■ Selected extract:

━━━━━━━━

The Twin Crises of the Third Century

In 235 AD with the assassination of Emperor Alexander Severus by his own troops, following difficult and – it might be assumed- inept campaigning against the Persians, the Roman Empire entered a protracted crisis that, save for brief interludes, it would not emerge from until 284 AD with the proclamation of Diocletian as Emperor. Even then, the broad political stability and especially the economic prosperity that had characterised the Roman period between approximately 30 BC and 235 AD would never return. Indeed, it is arguable that western Europeans did not fully recover Roman standards of living until the late 17th Century, perhaps even beyond then.

These events, which are often forgotten or not even taught to westerners today, are unknown on the other side of the planet in East Asia where a crisis of similar magnitude was unfolding at approximately the same time. Equally, as the dramatic events in Europe are unknown and would excite almost no interest in Asians, so too are the following events unknown to and unlikely to excite the imagination of Europeans.

In 189 AD the Chinese Emperor Liu Ling of the Han dynasty – so named for the river in the area from which the Liu family came – died. He left two prospective heirs to the throne, two boys well below the age of 18. The Emperor was officially revered but by the time Emperor Ling died as Mark Edward Lewis notes with a quote from a contemporary observer “orders from the provincial and commandery governments arrive like thunderbolts. Imperial orders are put on the mantle.” The Han dynasty’s fiscal base had been eroded by powerful clan family networks refusing fiscal burdens. These were clan family networks the throne under weak leadership had dared not challenge. On the other side, courtiers had used the weakness of a succession of child emperors to accrue considerable power and had eroded the proper flow of the funds that did reach the Imperial Treasury. The most infamous group of courtiers were the maligned eunuchs.

━━━━━━━━

■ Exercise data:
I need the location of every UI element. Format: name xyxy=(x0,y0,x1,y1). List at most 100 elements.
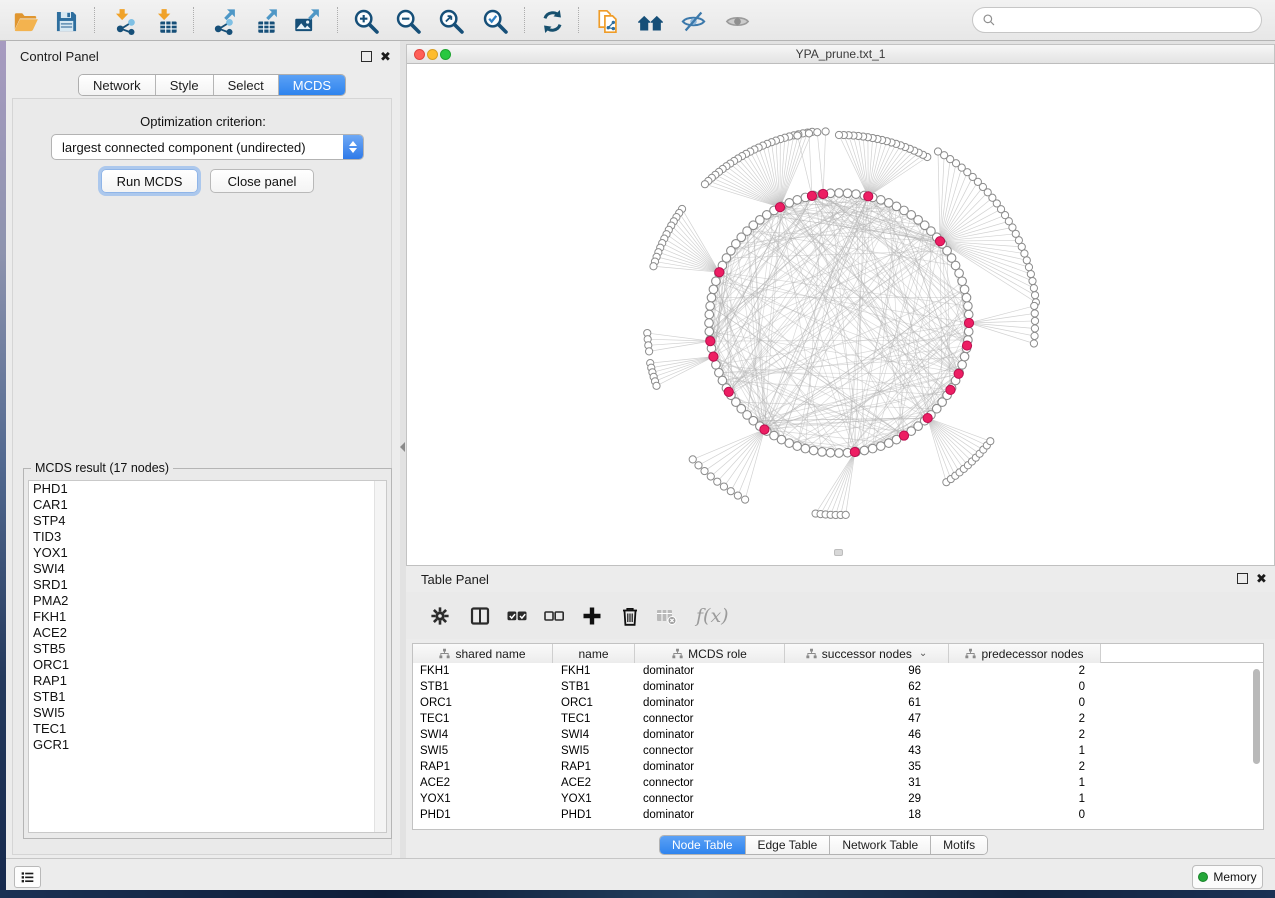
table-row[interactable]: STB1STB1dominator620 xyxy=(413,679,1263,695)
tab-mcds[interactable]: MCDS xyxy=(279,75,345,95)
mcds-result-item[interactable]: STP4 xyxy=(29,513,386,529)
tab-edge-table[interactable]: Edge Table xyxy=(746,836,831,854)
toggle-column-panel-button[interactable] xyxy=(466,602,494,630)
column-header-name[interactable]: name xyxy=(553,644,635,663)
search-input[interactable] xyxy=(1001,10,1261,30)
table-cell: dominator xyxy=(635,663,785,679)
close-table-panel-icon[interactable]: ✖ xyxy=(1256,573,1267,584)
first-neighbors-button[interactable] xyxy=(635,5,667,37)
column-header-mcds-role[interactable]: MCDS role xyxy=(635,644,785,663)
table-cell: FKH1 xyxy=(413,663,553,679)
zoom-selected-button[interactable] xyxy=(480,5,512,37)
table-cell: 0 xyxy=(949,807,1101,823)
table-cell: 46 xyxy=(785,727,949,743)
table-cell: 43 xyxy=(785,743,949,759)
hide-selected-button[interactable] xyxy=(678,5,710,37)
network-window-titlebar[interactable]: YPA_prune.txt_1 xyxy=(407,45,1274,64)
mcds-result-item[interactable]: RAP1 xyxy=(29,673,386,689)
function-builder-icon: f(x) xyxy=(696,605,729,627)
table-scrollbar[interactable] xyxy=(1251,664,1262,829)
import-network-button[interactable] xyxy=(109,5,141,37)
table-scrollbar-thumb[interactable] xyxy=(1253,669,1260,764)
new-network-from-selection-button[interactable] xyxy=(593,5,625,37)
export-image-button[interactable] xyxy=(291,5,323,37)
column-header-predecessor-nodes[interactable]: predecessor nodes xyxy=(949,644,1101,663)
tab-style[interactable]: Style xyxy=(156,75,214,95)
mcds-result-item[interactable]: SRD1 xyxy=(29,577,386,593)
mcds-result-item[interactable]: ACE2 xyxy=(29,625,386,641)
mcds-result-item[interactable]: GCR1 xyxy=(29,737,386,753)
table-cell: 18 xyxy=(785,807,949,823)
mcds-result-item[interactable]: PMA2 xyxy=(29,593,386,609)
export-image-icon xyxy=(293,8,320,35)
mcds-result-item[interactable]: YOX1 xyxy=(29,545,386,561)
network-canvas[interactable] xyxy=(407,64,1274,565)
criterion-dropdown[interactable]: largest connected component (undirected) xyxy=(51,134,364,160)
table-row[interactable]: SWI5SWI5connector431 xyxy=(413,743,1263,759)
tab-network[interactable]: Network xyxy=(79,75,156,95)
select-all-rows-button[interactable] xyxy=(503,602,531,630)
mcds-result-item[interactable]: STB5 xyxy=(29,641,386,657)
import-table-button[interactable] xyxy=(151,5,183,37)
mcds-result-item[interactable]: ORC1 xyxy=(29,657,386,673)
mcds-list-scrollbar[interactable] xyxy=(374,481,386,832)
save-session-button[interactable] xyxy=(51,5,83,37)
table-cell: ACE2 xyxy=(413,775,553,791)
open-session-button[interactable] xyxy=(10,5,42,37)
memory-button[interactable]: Memory xyxy=(1192,865,1263,889)
table-row[interactable]: YOX1YOX1connector291 xyxy=(413,791,1263,807)
mcds-result-list[interactable]: PHD1CAR1STP4TID3YOX1SWI4SRD1PMA2FKH1ACE2… xyxy=(28,480,387,833)
table-row[interactable]: PHD1PHD1dominator180 xyxy=(413,807,1263,823)
export-table-icon xyxy=(251,8,278,35)
table-row[interactable]: TEC1TEC1connector472 xyxy=(413,711,1263,727)
splitter-collapse-icon[interactable] xyxy=(400,442,405,452)
mcds-result-item[interactable]: SWI5 xyxy=(29,705,386,721)
close-panel-icon[interactable]: ✖ xyxy=(380,51,391,62)
mcds-result-item[interactable]: TEC1 xyxy=(29,721,386,737)
float-panel-icon[interactable] xyxy=(361,51,372,62)
memory-label: Memory xyxy=(1213,870,1256,884)
refresh-layout-button[interactable] xyxy=(537,5,569,37)
deselect-all-rows-button[interactable] xyxy=(540,602,568,630)
mcds-result-item[interactable]: TID3 xyxy=(29,529,386,545)
mcds-result-item[interactable]: STB1 xyxy=(29,689,386,705)
tab-node-table[interactable]: Node Table xyxy=(660,836,746,854)
table-settings-button[interactable] xyxy=(426,602,454,630)
column-header-shared-name[interactable]: shared name xyxy=(413,644,553,663)
add-column-button[interactable] xyxy=(578,602,606,630)
zoom-fit-button[interactable] xyxy=(436,5,468,37)
tab-select[interactable]: Select xyxy=(214,75,279,95)
zoom-out-button[interactable] xyxy=(393,5,425,37)
zoom-in-button[interactable] xyxy=(351,5,383,37)
column-header-successor-nodes[interactable]: successor nodes⌄ xyxy=(785,644,949,663)
mcds-result-item[interactable]: CAR1 xyxy=(29,497,386,513)
export-table-button[interactable] xyxy=(249,5,281,37)
table-cell: ORC1 xyxy=(413,695,553,711)
tab-motifs[interactable]: Motifs xyxy=(931,836,987,854)
table-row[interactable]: FKH1FKH1dominator962 xyxy=(413,663,1263,679)
mcds-result-item[interactable]: SWI4 xyxy=(29,561,386,577)
deselect-all-rows-icon xyxy=(542,604,566,628)
float-table-panel-icon[interactable] xyxy=(1237,573,1248,584)
table-cell: RAP1 xyxy=(553,759,635,775)
toolbar-separator xyxy=(94,7,95,33)
mcds-result-item[interactable]: FKH1 xyxy=(29,609,386,625)
delete-column-button[interactable] xyxy=(616,602,644,630)
close-panel-button[interactable]: Close panel xyxy=(210,169,314,193)
table-cell: 1 xyxy=(949,743,1101,759)
panel-menu-button[interactable] xyxy=(14,866,41,888)
table-row[interactable]: RAP1RAP1dominator352 xyxy=(413,759,1263,775)
table-cell: dominator xyxy=(635,679,785,695)
search-box[interactable] xyxy=(972,7,1262,33)
tab-network-table[interactable]: Network Table xyxy=(830,836,931,854)
toggle-column-panel-icon xyxy=(468,604,492,628)
table-cell: ORC1 xyxy=(553,695,635,711)
table-row[interactable]: ORC1ORC1dominator610 xyxy=(413,695,1263,711)
export-network-button[interactable] xyxy=(207,5,239,37)
table-toolbar: f(x) xyxy=(406,592,1275,639)
run-mcds-button[interactable]: Run MCDS xyxy=(101,169,198,193)
mcds-result-item[interactable]: PHD1 xyxy=(29,481,386,497)
panel-splitter-grip[interactable] xyxy=(834,549,843,556)
table-row[interactable]: ACE2ACE2connector311 xyxy=(413,775,1263,791)
table-row[interactable]: SWI4SWI4dominator462 xyxy=(413,727,1263,743)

━━━━━━━━

■ Tasks and exercises:
(a) Reproduce the stretch of the passage on the third-century crises from "The Twin Crises" through "even beyond then.", renaming "Persians" as "Sasanians".
(b) Gather every line of the listing that contains the string "name".
The listing and the passage on the third-century crises come from separate sources.

■ Solved tasks:
(a)
The Twin Crises of the Third Century

In 235 AD with the assassination of Emperor Alexander Severus by his own troops, following difficult and – it might be assumed- inept campaigning against the Sasanians, the Roman Empire entered a protracted crisis that, save for brief interludes, it would not emerge from until 284 AD with the proclamation of Diocletian as Emperor. Even then, the broad political stability and especially the economic prosperity that had characterised the Roman period between approximately 30 BC and 235 AD would never return. Indeed, it is arguable that western Europeans did not fully recover Roman standards of living until the late 17th Century, perhaps even beyond then.

(b)
I need the location of every UI element. Format: name xyxy=(x0,y0,x1,y1). List at most 100 elements.
column-header-name[interactable]: name xyxy=(553,644,635,663)
column-header-shared-name[interactable]: shared name xyxy=(413,644,553,663)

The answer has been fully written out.